Figure record listings
* * * * * * *
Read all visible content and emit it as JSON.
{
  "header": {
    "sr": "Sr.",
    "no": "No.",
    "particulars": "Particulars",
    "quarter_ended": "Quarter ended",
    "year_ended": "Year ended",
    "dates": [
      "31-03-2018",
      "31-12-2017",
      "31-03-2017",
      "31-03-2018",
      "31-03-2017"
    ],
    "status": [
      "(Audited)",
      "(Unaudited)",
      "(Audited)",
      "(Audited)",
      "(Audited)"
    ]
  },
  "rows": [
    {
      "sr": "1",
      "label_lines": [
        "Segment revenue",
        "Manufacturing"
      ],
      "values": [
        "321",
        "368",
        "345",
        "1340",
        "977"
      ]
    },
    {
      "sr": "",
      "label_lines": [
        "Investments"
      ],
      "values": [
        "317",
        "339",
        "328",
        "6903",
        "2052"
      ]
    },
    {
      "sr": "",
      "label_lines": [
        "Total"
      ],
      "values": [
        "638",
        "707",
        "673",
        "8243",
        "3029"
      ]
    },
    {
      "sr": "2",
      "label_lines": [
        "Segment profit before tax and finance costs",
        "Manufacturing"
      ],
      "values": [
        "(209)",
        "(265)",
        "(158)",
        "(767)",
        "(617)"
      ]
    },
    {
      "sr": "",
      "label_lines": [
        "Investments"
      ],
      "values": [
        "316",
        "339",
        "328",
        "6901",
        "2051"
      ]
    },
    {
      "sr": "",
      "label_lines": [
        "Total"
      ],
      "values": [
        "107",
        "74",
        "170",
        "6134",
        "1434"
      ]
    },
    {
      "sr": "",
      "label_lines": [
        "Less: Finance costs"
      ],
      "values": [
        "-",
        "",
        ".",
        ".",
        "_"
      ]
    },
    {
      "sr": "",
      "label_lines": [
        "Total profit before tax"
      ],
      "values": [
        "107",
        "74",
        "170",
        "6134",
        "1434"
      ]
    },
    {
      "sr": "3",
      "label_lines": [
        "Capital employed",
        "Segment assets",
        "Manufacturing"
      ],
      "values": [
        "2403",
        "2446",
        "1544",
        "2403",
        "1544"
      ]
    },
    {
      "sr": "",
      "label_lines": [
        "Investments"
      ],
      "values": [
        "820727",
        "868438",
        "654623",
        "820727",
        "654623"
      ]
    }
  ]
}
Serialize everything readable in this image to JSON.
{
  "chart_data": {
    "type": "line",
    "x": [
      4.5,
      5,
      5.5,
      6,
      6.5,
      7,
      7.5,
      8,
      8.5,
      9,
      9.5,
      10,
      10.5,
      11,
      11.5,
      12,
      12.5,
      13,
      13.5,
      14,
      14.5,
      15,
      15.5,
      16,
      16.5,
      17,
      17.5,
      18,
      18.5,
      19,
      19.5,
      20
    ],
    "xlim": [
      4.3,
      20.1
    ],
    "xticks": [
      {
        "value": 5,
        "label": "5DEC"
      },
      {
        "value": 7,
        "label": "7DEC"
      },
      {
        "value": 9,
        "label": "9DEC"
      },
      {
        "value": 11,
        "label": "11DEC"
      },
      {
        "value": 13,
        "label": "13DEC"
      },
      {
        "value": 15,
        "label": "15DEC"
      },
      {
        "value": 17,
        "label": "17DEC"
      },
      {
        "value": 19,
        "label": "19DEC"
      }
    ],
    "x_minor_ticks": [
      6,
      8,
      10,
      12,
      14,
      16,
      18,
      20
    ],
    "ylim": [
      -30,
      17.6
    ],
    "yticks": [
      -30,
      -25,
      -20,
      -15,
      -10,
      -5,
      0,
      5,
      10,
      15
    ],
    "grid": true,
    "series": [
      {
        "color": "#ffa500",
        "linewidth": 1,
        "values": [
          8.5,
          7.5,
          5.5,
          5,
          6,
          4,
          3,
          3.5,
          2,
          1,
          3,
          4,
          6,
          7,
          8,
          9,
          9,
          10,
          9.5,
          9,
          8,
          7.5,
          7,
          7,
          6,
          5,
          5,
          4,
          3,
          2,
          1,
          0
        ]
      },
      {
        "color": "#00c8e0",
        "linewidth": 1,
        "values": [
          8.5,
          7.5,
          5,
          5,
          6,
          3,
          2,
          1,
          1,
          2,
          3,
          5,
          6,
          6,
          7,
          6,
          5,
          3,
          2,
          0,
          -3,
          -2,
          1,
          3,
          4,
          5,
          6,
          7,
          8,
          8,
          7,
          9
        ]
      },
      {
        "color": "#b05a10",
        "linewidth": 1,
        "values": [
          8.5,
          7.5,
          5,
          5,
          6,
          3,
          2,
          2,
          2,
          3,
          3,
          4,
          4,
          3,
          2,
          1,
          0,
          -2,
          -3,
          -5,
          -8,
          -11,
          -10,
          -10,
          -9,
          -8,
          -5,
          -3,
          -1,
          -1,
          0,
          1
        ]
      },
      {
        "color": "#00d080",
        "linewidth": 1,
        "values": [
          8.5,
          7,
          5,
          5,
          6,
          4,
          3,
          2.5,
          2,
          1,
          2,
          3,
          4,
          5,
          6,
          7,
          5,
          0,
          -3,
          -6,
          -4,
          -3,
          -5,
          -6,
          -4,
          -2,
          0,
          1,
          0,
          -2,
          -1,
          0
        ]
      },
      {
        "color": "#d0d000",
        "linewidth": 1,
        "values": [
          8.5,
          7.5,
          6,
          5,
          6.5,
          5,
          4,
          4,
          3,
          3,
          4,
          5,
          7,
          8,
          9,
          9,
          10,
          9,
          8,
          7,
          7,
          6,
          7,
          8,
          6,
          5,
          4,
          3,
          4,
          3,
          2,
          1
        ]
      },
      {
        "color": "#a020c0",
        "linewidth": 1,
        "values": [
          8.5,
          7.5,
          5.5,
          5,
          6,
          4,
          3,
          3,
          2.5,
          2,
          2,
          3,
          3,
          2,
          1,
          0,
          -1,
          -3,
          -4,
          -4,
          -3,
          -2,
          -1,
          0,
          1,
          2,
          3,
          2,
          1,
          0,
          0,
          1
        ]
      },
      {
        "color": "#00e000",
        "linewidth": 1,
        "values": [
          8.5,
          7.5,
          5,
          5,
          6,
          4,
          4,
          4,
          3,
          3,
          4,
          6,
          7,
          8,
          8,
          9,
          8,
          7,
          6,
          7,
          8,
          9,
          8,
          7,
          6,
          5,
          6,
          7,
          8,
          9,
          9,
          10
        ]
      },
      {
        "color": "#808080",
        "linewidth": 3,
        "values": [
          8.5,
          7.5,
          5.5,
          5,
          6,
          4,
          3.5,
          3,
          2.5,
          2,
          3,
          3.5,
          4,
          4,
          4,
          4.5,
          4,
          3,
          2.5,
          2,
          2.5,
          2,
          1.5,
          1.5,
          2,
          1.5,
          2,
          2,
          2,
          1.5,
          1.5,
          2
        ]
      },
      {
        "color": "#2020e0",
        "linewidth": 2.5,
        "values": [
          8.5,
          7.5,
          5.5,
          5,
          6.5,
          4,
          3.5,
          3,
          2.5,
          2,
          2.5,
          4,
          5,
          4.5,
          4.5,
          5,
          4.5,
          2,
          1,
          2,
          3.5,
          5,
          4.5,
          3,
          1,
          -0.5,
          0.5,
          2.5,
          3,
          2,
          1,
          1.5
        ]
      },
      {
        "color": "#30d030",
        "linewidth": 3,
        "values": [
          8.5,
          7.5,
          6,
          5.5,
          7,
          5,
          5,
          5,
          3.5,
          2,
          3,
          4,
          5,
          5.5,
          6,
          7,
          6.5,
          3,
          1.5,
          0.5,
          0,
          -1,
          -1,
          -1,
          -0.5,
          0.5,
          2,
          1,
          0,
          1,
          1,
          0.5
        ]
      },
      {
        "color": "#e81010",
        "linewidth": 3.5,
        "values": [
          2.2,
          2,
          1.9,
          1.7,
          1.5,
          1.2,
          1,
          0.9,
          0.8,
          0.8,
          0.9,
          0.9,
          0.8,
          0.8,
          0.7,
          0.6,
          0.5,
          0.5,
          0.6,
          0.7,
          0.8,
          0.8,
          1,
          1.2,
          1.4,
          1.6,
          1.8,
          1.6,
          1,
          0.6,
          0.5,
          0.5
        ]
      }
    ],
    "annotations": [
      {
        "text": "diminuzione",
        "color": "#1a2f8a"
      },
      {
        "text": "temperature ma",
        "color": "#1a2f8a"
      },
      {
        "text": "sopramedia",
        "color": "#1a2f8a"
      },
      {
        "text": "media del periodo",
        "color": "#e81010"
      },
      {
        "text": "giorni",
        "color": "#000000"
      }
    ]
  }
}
* * * * * * *
**INSTRUCTION:** Pull out all lines from the entries above that include the word "costs".

**ANSWER BELOW:**
        "Segment profit before tax and finance costs",
        "Less: Finance costs"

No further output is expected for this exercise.